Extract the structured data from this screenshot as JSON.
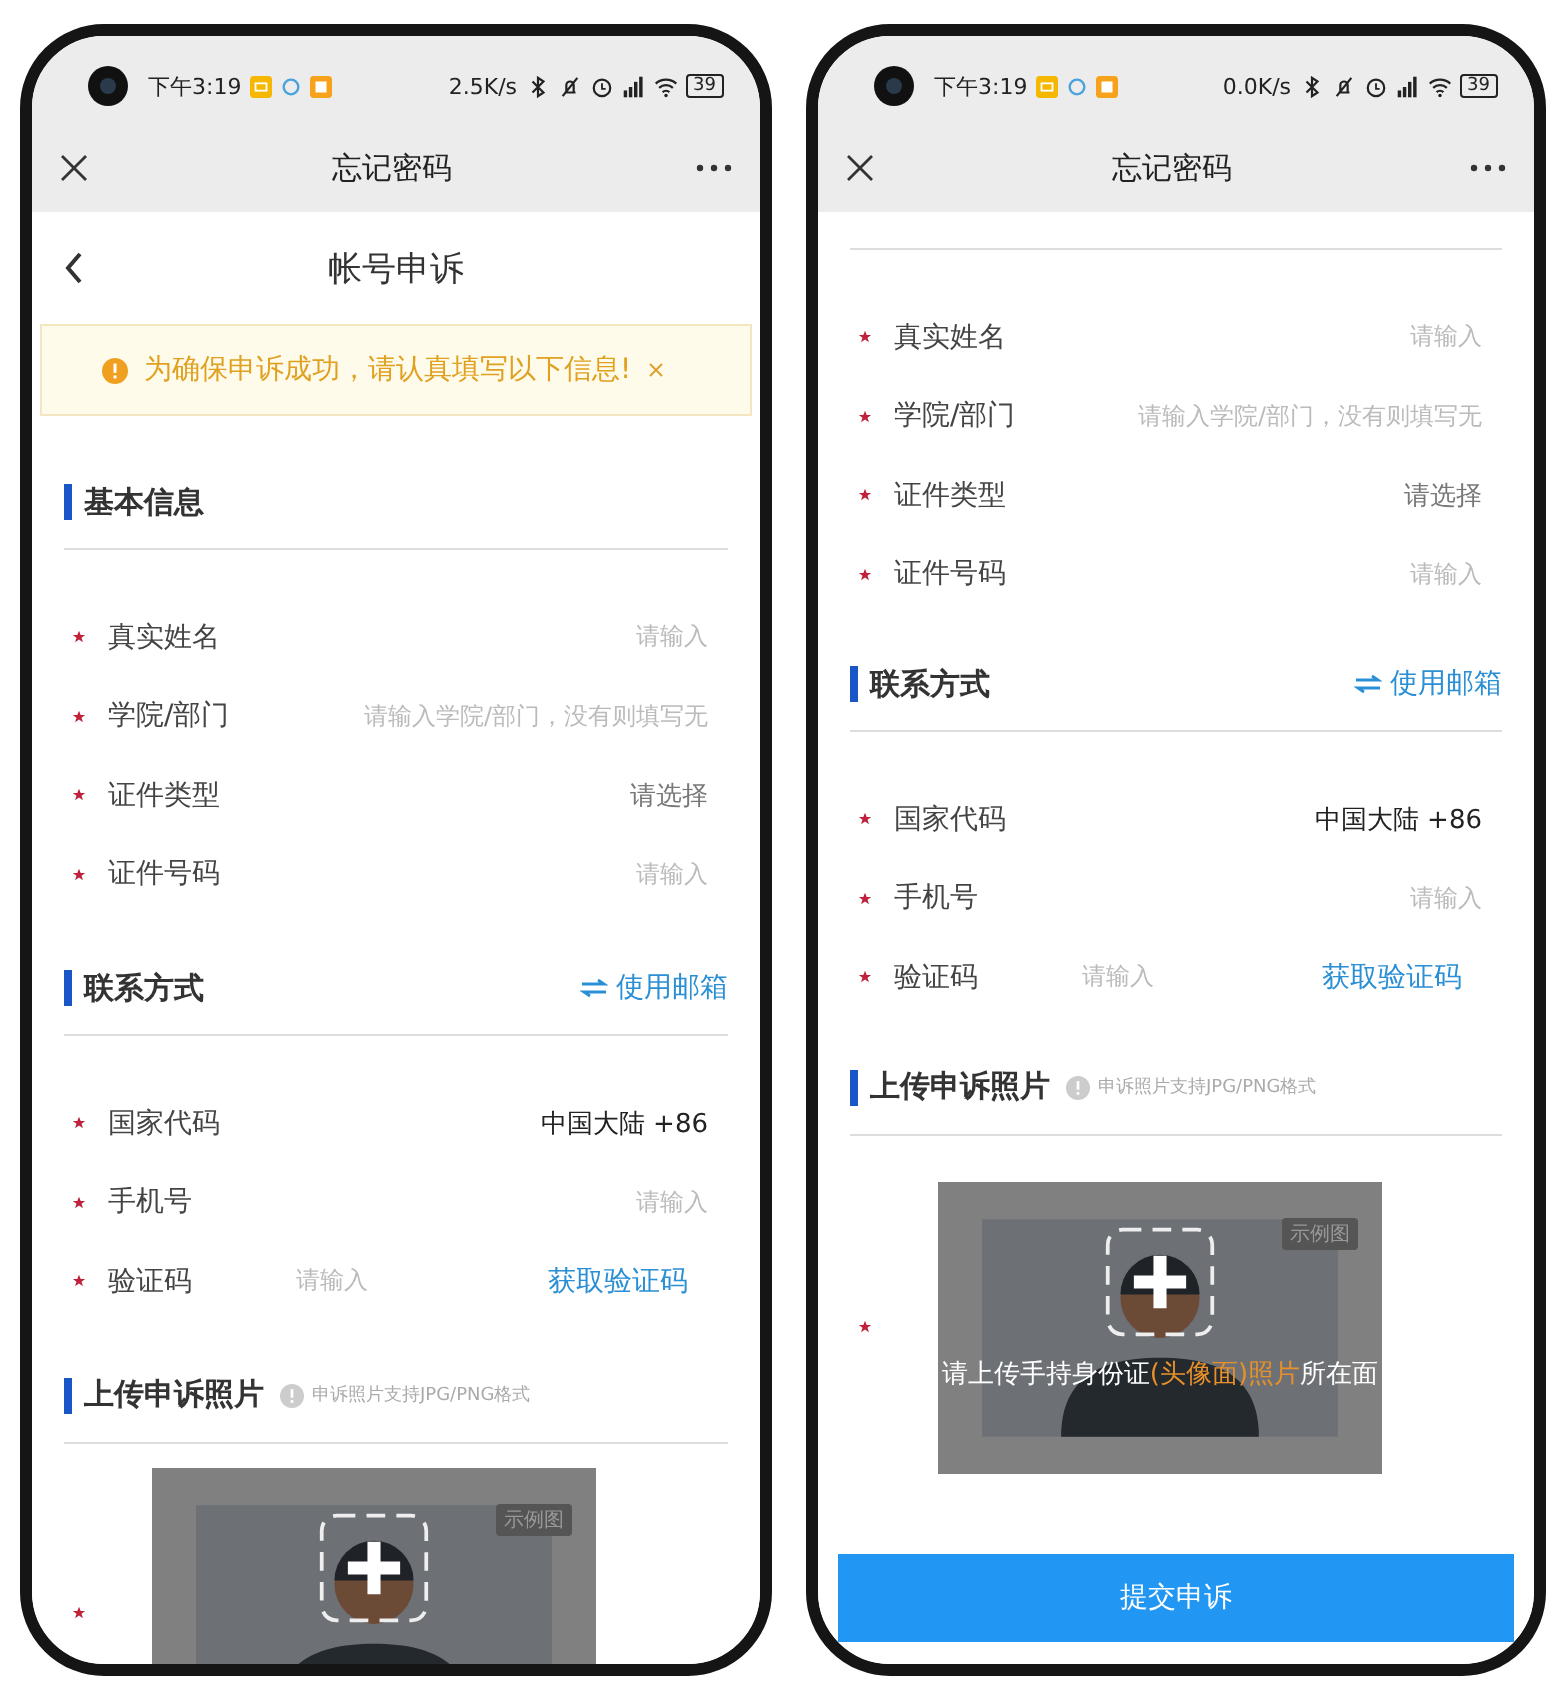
{
  "phones": [
    {
      "status_bar": {
        "time": "下午3:19",
        "speed": "2.5K/s",
        "battery": "39"
      },
      "nav": {
        "title": "忘记密码"
      },
      "blocks": [
        {
          "kind": "header",
          "title": "帐号申诉"
        },
        {
          "kind": "alert",
          "text": "为确保申诉成功，请认真填写以下信息!"
        },
        {
          "kind": "section",
          "title": "基本信息"
        },
        {
          "kind": "field",
          "label": "真实姓名",
          "required": true,
          "placeholder": "请输入"
        },
        {
          "kind": "field",
          "label": "学院/部门",
          "required": true,
          "placeholder": "请输入学院/部门，没有则填写无"
        },
        {
          "kind": "select",
          "label": "证件类型",
          "required": true,
          "placeholder": "请选择"
        },
        {
          "kind": "field",
          "label": "证件号码",
          "required": true,
          "placeholder": "请输入"
        },
        {
          "kind": "section",
          "title": "联系方式",
          "action": "使用邮箱"
        },
        {
          "kind": "field",
          "label": "国家代码",
          "required": true,
          "value": "中国大陆 +86"
        },
        {
          "kind": "field",
          "label": "手机号",
          "required": true,
          "placeholder": "请输入"
        },
        {
          "kind": "code",
          "label": "验证码",
          "required": true,
          "placeholder": "请输入",
          "action": "获取验证码"
        },
        {
          "kind": "section",
          "title": "上传申诉照片",
          "hint": "申诉照片支持JPG/PNG格式"
        },
        {
          "kind": "upload",
          "required": true,
          "badge": "示例图"
        }
      ]
    },
    {
      "status_bar": {
        "time": "下午3:19",
        "speed": "0.0K/s",
        "battery": "39"
      },
      "nav": {
        "title": "忘记密码"
      },
      "blocks": [
        {
          "kind": "divider"
        },
        {
          "kind": "field",
          "label": "真实姓名",
          "required": true,
          "placeholder": "请输入"
        },
        {
          "kind": "field",
          "label": "学院/部门",
          "required": true,
          "placeholder": "请输入学院/部门，没有则填写无"
        },
        {
          "kind": "select",
          "label": "证件类型",
          "required": true,
          "placeholder": "请选择"
        },
        {
          "kind": "field",
          "label": "证件号码",
          "required": true,
          "placeholder": "请输入"
        },
        {
          "kind": "section",
          "title": "联系方式",
          "action": "使用邮箱"
        },
        {
          "kind": "field",
          "label": "国家代码",
          "required": true,
          "value": "中国大陆 +86"
        },
        {
          "kind": "field",
          "label": "手机号",
          "required": true,
          "placeholder": "请输入"
        },
        {
          "kind": "code",
          "label": "验证码",
          "required": true,
          "placeholder": "请输入",
          "action": "获取验证码"
        },
        {
          "kind": "section",
          "title": "上传申诉照片",
          "hint": "申诉照片支持JPG/PNG格式"
        },
        {
          "kind": "upload",
          "required": true,
          "badge": "示例图",
          "caption": [
            {
              "text": "请上传手持身份证",
              "highlight": false
            },
            {
              "text": "(头像面)照片",
              "highlight": true
            },
            {
              "text": "所在面",
              "highlight": false
            }
          ]
        },
        {
          "kind": "submit",
          "label": "提交申诉"
        }
      ]
    }
  ]
}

• GOAL OF THE EXERCISE
Output all of the data exactly as it stands, minus any images.

• COMPLETED EXERCISE
Extract the structured data from this screenshot as JSON.
{
  "phones": [
    {
      "status_bar": {
        "time": "下午3:19",
        "speed": "2.5K/s",
        "battery": "39"
      },
      "nav": {
        "title": "忘记密码"
      },
      "blocks": [
        {
          "kind": "header",
          "title": "帐号申诉"
        },
        {
          "kind": "alert",
          "text": "为确保申诉成功，请认真填写以下信息!"
        },
        {
          "kind": "section",
          "title": "基本信息"
        },
        {
          "kind": "field",
          "label": "真实姓名",
          "required": true,
          "placeholder": "请输入"
        },
        {
          "kind": "field",
          "label": "学院/部门",
          "required": true,
          "placeholder": "请输入学院/部门，没有则填写无"
        },
        {
          "kind": "select",
          "label": "证件类型",
          "required": true,
          "placeholder": "请选择"
        },
        {
          "kind": "field",
          "label": "证件号码",
          "required": true,
          "placeholder": "请输入"
        },
        {
          "kind": "section",
          "title": "联系方式",
          "action": "使用邮箱"
        },
        {
          "kind": "field",
          "label": "国家代码",
          "required": true,
          "value": "中国大陆 +86"
        },
        {
          "kind": "field",
          "label": "手机号",
          "required": true,
          "placeholder": "请输入"
        },
        {
          "kind": "code",
          "label": "验证码",
          "required": true,
          "placeholder": "请输入",
          "action": "获取验证码"
        },
        {
          "kind": "section",
          "title": "上传申诉照片",
          "hint": "申诉照片支持JPG/PNG格式"
        },
        {
          "kind": "upload",
          "required": true,
          "badge": "示例图"
        }
      ]
    },
    {
      "status_bar": {
        "time": "下午3:19",
        "speed": "0.0K/s",
        "battery": "39"
      },
      "nav": {
        "title": "忘记密码"
      },
      "blocks": [
        {
          "kind": "divider"
        },
        {
          "kind": "field",
          "label": "真实姓名",
          "required": true,
          "placeholder": "请输入"
        },
        {
          "kind": "field",
          "label": "学院/部门",
          "required": true,
          "placeholder": "请输入学院/部门，没有则填写无"
        },
        {
          "kind": "select",
          "label": "证件类型",
          "required": true,
          "placeholder": "请选择"
        },
        {
          "kind": "field",
          "label": "证件号码",
          "required": true,
          "placeholder": "请输入"
        },
        {
          "kind": "section",
          "title": "联系方式",
          "action": "使用邮箱"
        },
        {
          "kind": "field",
          "label": "国家代码",
          "required": true,
          "value": "中国大陆 +86"
        },
        {
          "kind": "field",
          "label": "手机号",
          "required": true,
          "placeholder": "请输入"
        },
        {
          "kind": "code",
          "label": "验证码",
          "required": true,
          "placeholder": "请输入",
          "action": "获取验证码"
        },
        {
          "kind": "section",
          "title": "上传申诉照片",
          "hint": "申诉照片支持JPG/PNG格式"
        },
        {
          "kind": "upload",
          "required": true,
          "badge": "示例图",
          "caption": [
            {
              "text": "请上传手持身份证",
              "highlight": false
            },
            {
              "text": "(头像面)照片",
              "highlight": true
            },
            {
              "text": "所在面",
              "highlight": false
            }
          ]
        },
        {
          "kind": "submit",
          "label": "提交申诉"
        }
      ]
    }
  ]
}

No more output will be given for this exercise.